───── Working data ─────

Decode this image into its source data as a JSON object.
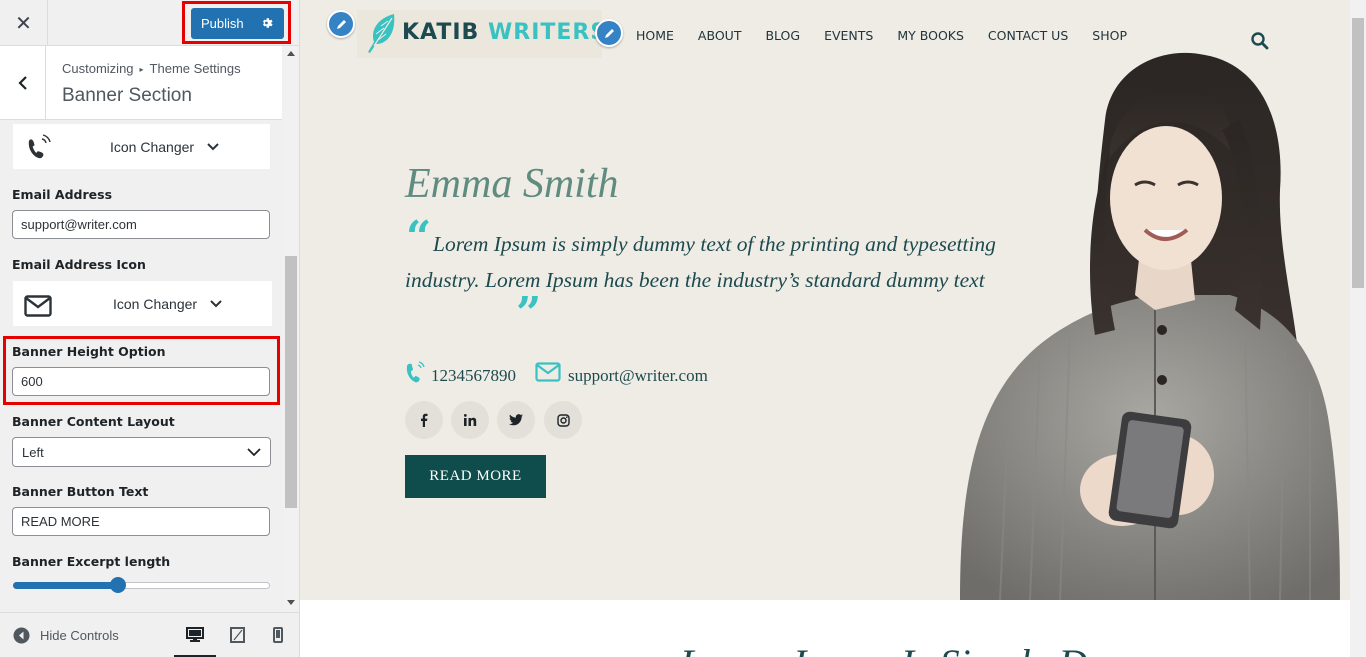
{
  "customizer": {
    "close_glyph": "✕",
    "publish_label": "Publish",
    "breadcrumb": {
      "parent": "Customizing",
      "separator": "▸",
      "current": "Theme Settings"
    },
    "section_title": "Banner Section",
    "phone_icon_changer": {
      "icon": "phone-icon",
      "label": "Icon Changer"
    },
    "email_address": {
      "label": "Email Address",
      "value": "support@writer.com"
    },
    "email_icon": {
      "label": "Email Address Icon",
      "icon": "envelope-icon",
      "changer_label": "Icon Changer"
    },
    "banner_height": {
      "label": "Banner Height Option",
      "value": "600"
    },
    "content_layout": {
      "label": "Banner Content Layout",
      "selected": "Left"
    },
    "button_text": {
      "label": "Banner Button Text",
      "value": "READ MORE"
    },
    "excerpt_length": {
      "label": "Banner Excerpt length",
      "slider_fraction": 0.41
    },
    "footer": {
      "hide_controls": "Hide Controls",
      "devices": [
        "desktop-icon",
        "tablet-icon",
        "mobile-icon"
      ],
      "active_device": "desktop-icon"
    },
    "highlight_color": "#e60000",
    "accent_color": "#2271b1"
  },
  "site": {
    "logo": {
      "part1": "KATIB",
      "part2": "WRITERS"
    },
    "nav": [
      "HOME",
      "ABOUT",
      "BLOG",
      "EVENTS",
      "MY BOOKS",
      "CONTACT US",
      "SHOP"
    ],
    "hero": {
      "name": "Emma Smith",
      "quote_open": "“",
      "quote": "Lorem Ipsum is simply dummy text of the printing and typesetting industry. Lorem Ipsum has been the industry’s standard dummy text",
      "quote_close": "”",
      "phone": "1234567890",
      "email": "support@writer.com",
      "social": [
        "facebook-icon",
        "linkedin-icon",
        "twitter-icon",
        "instagram-icon"
      ],
      "button": "READ MORE"
    },
    "next_heading": "Lorem Ipsum Is Simply Dummy",
    "colors": {
      "teal_dark": "#0f4d4c",
      "teal_light": "#3ac1c1",
      "hero_bg": "#efece5"
    }
  }
}
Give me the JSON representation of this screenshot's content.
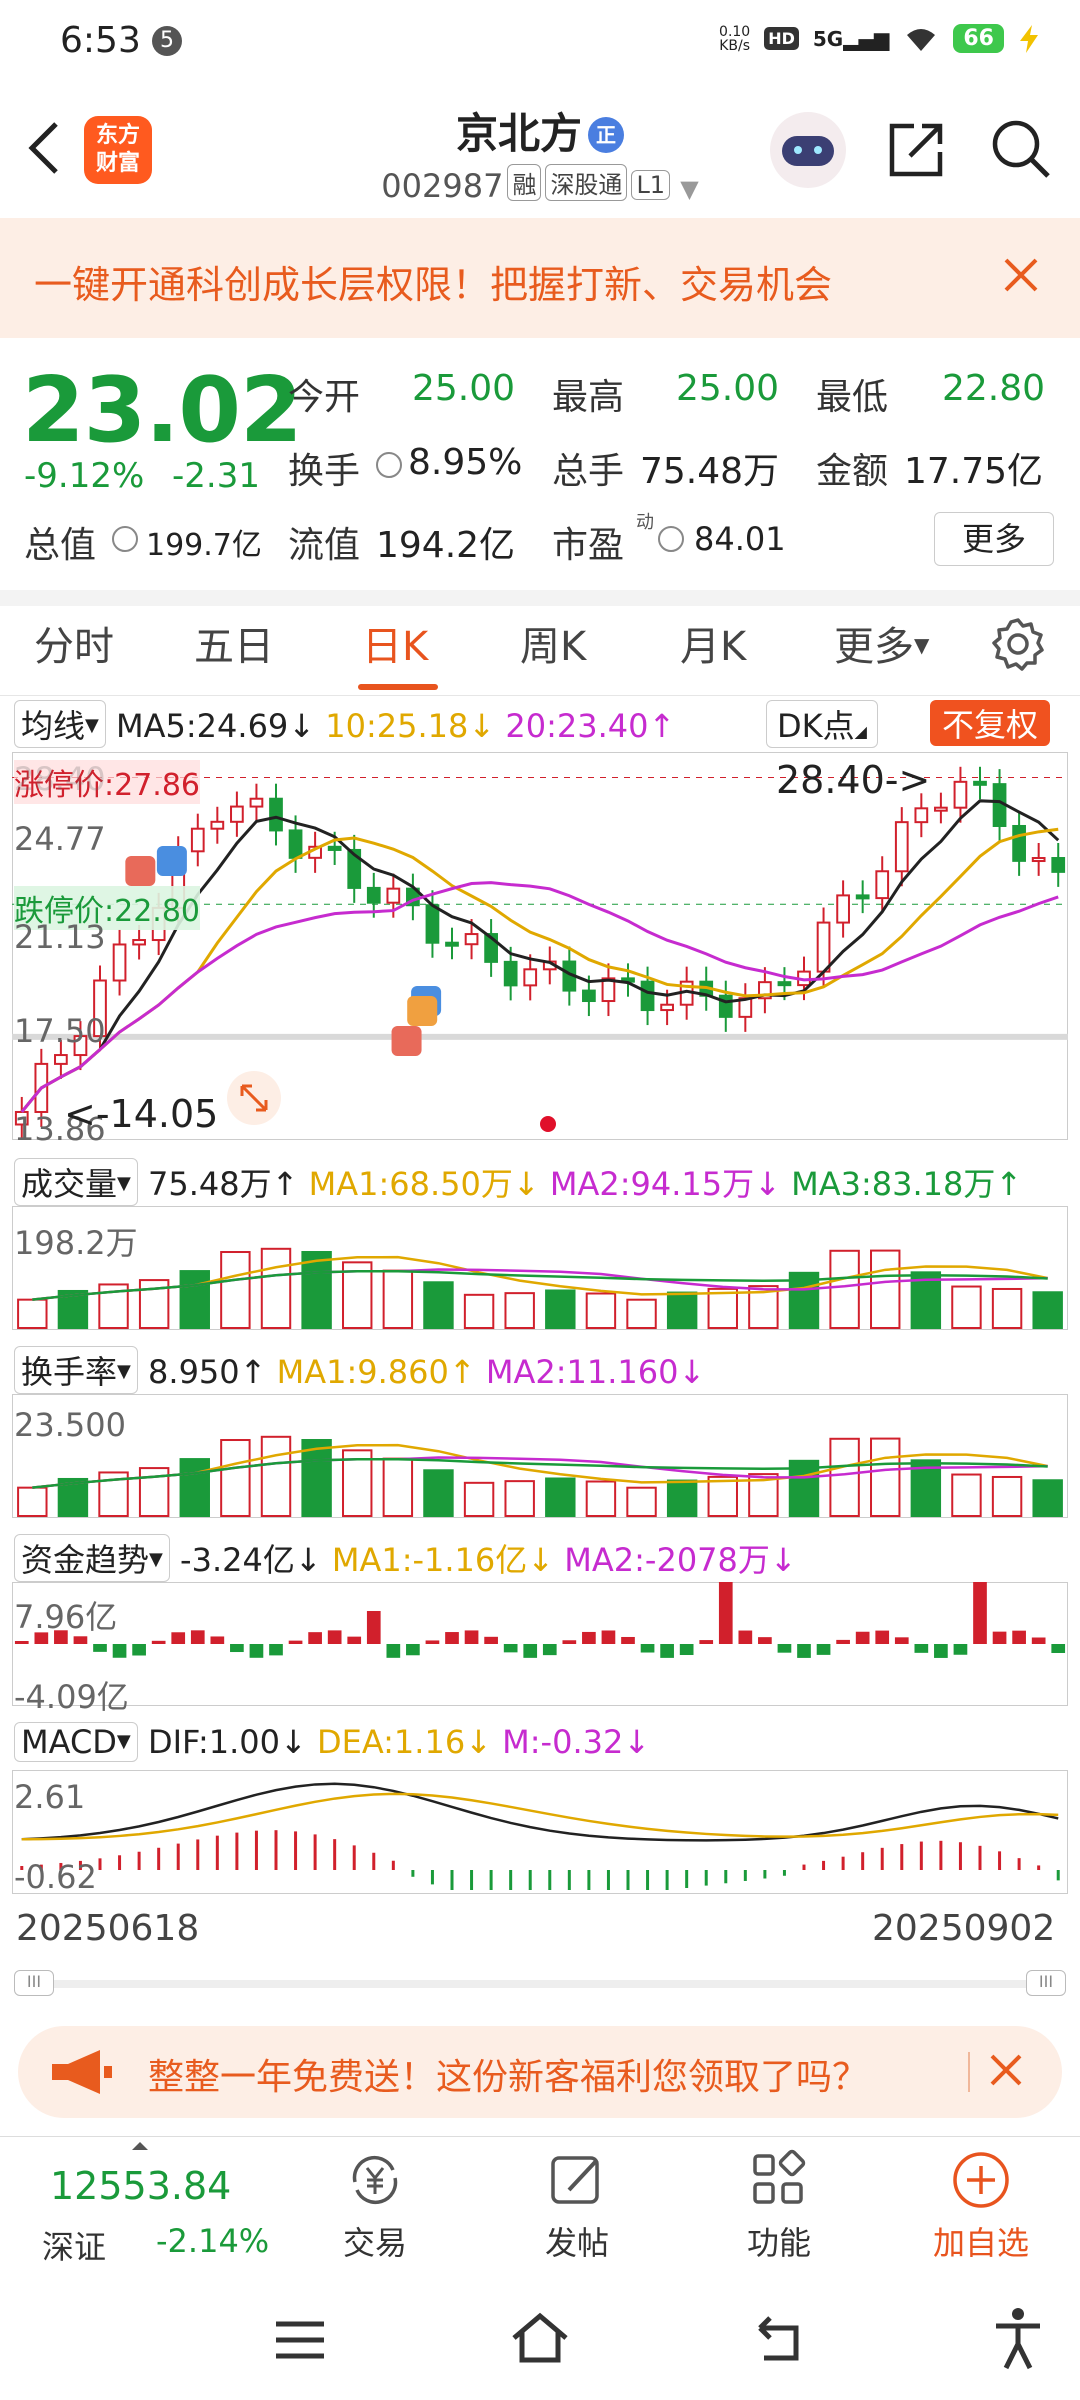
{
  "status_bar": {
    "time": "6:53",
    "notif": "5",
    "net_speed_top": "0.10",
    "net_speed_unit": "KB/s",
    "hd": "HD",
    "signal": "5G",
    "battery": "66"
  },
  "header": {
    "logo_line1": "东方",
    "logo_line2": "财富",
    "name": "京北方",
    "name_badge": "正",
    "code": "002987",
    "tags": [
      "融",
      "深股通",
      "L1"
    ]
  },
  "banner": {
    "text": "一键开通科创成长层权限！把握打新、交易机会"
  },
  "quote": {
    "price": "23.02",
    "change_pct": "-9.12%",
    "change": "-2.31",
    "open_label": "今开",
    "open": "25.00",
    "high_label": "最高",
    "high": "25.00",
    "low_label": "最低",
    "low": "22.80",
    "turnover_label": "换手",
    "turnover": "8.95%",
    "volume_label": "总手",
    "volume": "75.48万",
    "amount_label": "金额",
    "amount": "17.75亿",
    "mktcap_label": "总值",
    "mktcap": "199.7亿",
    "float_label": "流值",
    "float": "194.2亿",
    "pe_label": "市盈",
    "pe_sup": "动",
    "pe": "84.01",
    "more": "更多"
  },
  "tabs": [
    "分时",
    "五日",
    "日K",
    "周K",
    "月K",
    "更多"
  ],
  "active_tab": "日K",
  "kline": {
    "selector": "均线",
    "ma5": "MA5:24.69↓",
    "ma10": "10:25.18↓",
    "ma20": "20:23.40↑",
    "dk": "DK点",
    "fuquan": "不复权",
    "limit_up": "涨停价:27.86",
    "limit_down": "跌停价:22.80",
    "y_labels": [
      "28.40",
      "24.77",
      "21.13",
      "17.50",
      "13.86"
    ],
    "max_label": "28.40->",
    "min_label": "<-14.05",
    "markers": [
      "B",
      "S",
      "B",
      "S",
      "T"
    ]
  },
  "volume": {
    "selector": "成交量",
    "value": "75.48万↑",
    "ma1": "MA1:68.50万↓",
    "ma2": "MA2:94.15万↓",
    "ma3": "MA3:83.18万↑",
    "y_label": "198.2万"
  },
  "turnover_ind": {
    "selector": "换手率",
    "value": "8.950↑",
    "ma1": "MA1:9.860↑",
    "ma2": "MA2:11.160↓",
    "y_label": "23.500"
  },
  "fund": {
    "selector": "资金趋势",
    "value": "-3.24亿↓",
    "ma1": "MA1:-1.16亿↓",
    "ma2": "MA2:-2078万↓",
    "y_top": "7.96亿",
    "y_bottom": "-4.09亿"
  },
  "macd": {
    "selector": "MACD",
    "dif": "DIF:1.00↓",
    "dea": "DEA:1.16↓",
    "m": "M:-0.32↓",
    "y_top": "2.61",
    "y_bottom": "-0.62"
  },
  "dates": {
    "start": "20250618",
    "end": "20250902"
  },
  "scroll": {
    "handle": "III"
  },
  "ad": {
    "text": "整整一年免费送！这份新客福利您领取了吗？"
  },
  "bottom": {
    "index_value": "12553.84",
    "index_name": "深证",
    "index_pct": "-2.14%",
    "items": [
      "交易",
      "发帖",
      "功能",
      "加自选"
    ]
  },
  "colors": {
    "up": "#d1202c",
    "down": "#1a9a3a",
    "accent": "#e8541e"
  }
}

─────

● Problem details: Check each line of the records for the word "JSON", and show the lines that contain it.

● Answer to this task:
Decode this image into its source data as a JSON object.
Give me the JSON representation of this screenshot's content.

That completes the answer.